## Supplied material
* * * * * * *
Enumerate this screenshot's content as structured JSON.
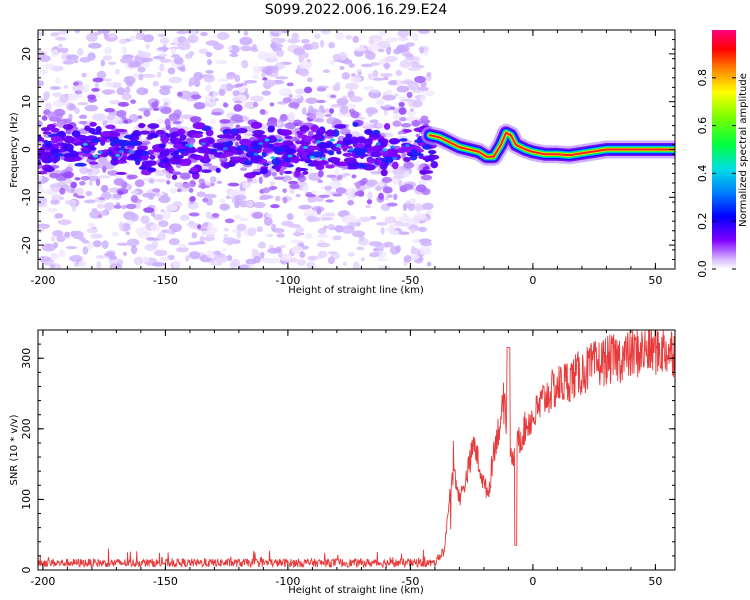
{
  "title": "S099.2022.006.16.29.E24",
  "chart_data": [
    {
      "type": "heatmap",
      "title": "S099.2022.006.16.29.E24",
      "xlabel": "Height of straight line (km)",
      "ylabel": "Frequency (Hz)",
      "xlim": [
        -202,
        58
      ],
      "ylim": [
        -25,
        25
      ],
      "xticks": [
        -200,
        -150,
        -100,
        -50,
        0,
        50
      ],
      "yticks": [
        -20,
        -10,
        0,
        10,
        20
      ],
      "noise_region_x": [
        -202,
        -42
      ],
      "signal_track": {
        "x": [
          -42,
          -38,
          -34,
          -30,
          -26,
          -22,
          -19,
          -16,
          -13,
          -11,
          -9,
          -7,
          -5,
          -3,
          0,
          5,
          10,
          15,
          20,
          25,
          30,
          40,
          50,
          58
        ],
        "freq": [
          3,
          2.5,
          1.5,
          0.5,
          0,
          -0.5,
          -1.5,
          -1.5,
          1,
          3.5,
          3,
          1,
          0.5,
          0,
          -0.5,
          -1,
          -1,
          -1.2,
          -0.8,
          -0.4,
          0,
          0,
          0,
          0
        ]
      },
      "colorbar": {
        "label": "Normalized spectral amplitude",
        "range": [
          0,
          1
        ],
        "ticks": [
          0.0,
          0.2,
          0.4,
          0.6,
          0.8
        ]
      }
    },
    {
      "type": "line",
      "xlabel": "Height of straight line (km)",
      "ylabel": "SNR (10 * v/v)",
      "xlim": [
        -202,
        58
      ],
      "ylim": [
        0,
        340
      ],
      "xticks": [
        -200,
        -150,
        -100,
        -50,
        0,
        50
      ],
      "yticks": [
        0,
        100,
        200,
        300
      ],
      "color": "#e83a3a",
      "trend": {
        "x": [
          -202,
          -40,
          -36,
          -34,
          -32,
          -30,
          -28,
          -26,
          -24,
          -22,
          -20,
          -18,
          -16,
          -14,
          -12,
          -10,
          -8,
          -6,
          -4,
          -2,
          0,
          5,
          10,
          15,
          20,
          25,
          30,
          35,
          40,
          45,
          50,
          58
        ],
        "y": [
          10,
          10,
          30,
          110,
          140,
          100,
          120,
          150,
          180,
          150,
          120,
          110,
          170,
          200,
          230,
          190,
          160,
          180,
          195,
          210,
          215,
          245,
          260,
          270,
          280,
          290,
          297,
          300,
          305,
          310,
          312,
          310
        ]
      },
      "noise_amplitude": 6
    }
  ]
}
* * * * * * *
## What is being asked
Return every line in the listing that contains the word "ylabel".

## Output of the exercise
      "ylabel": "Frequency (Hz)",
      "ylabel": "SNR (10 * v/v)",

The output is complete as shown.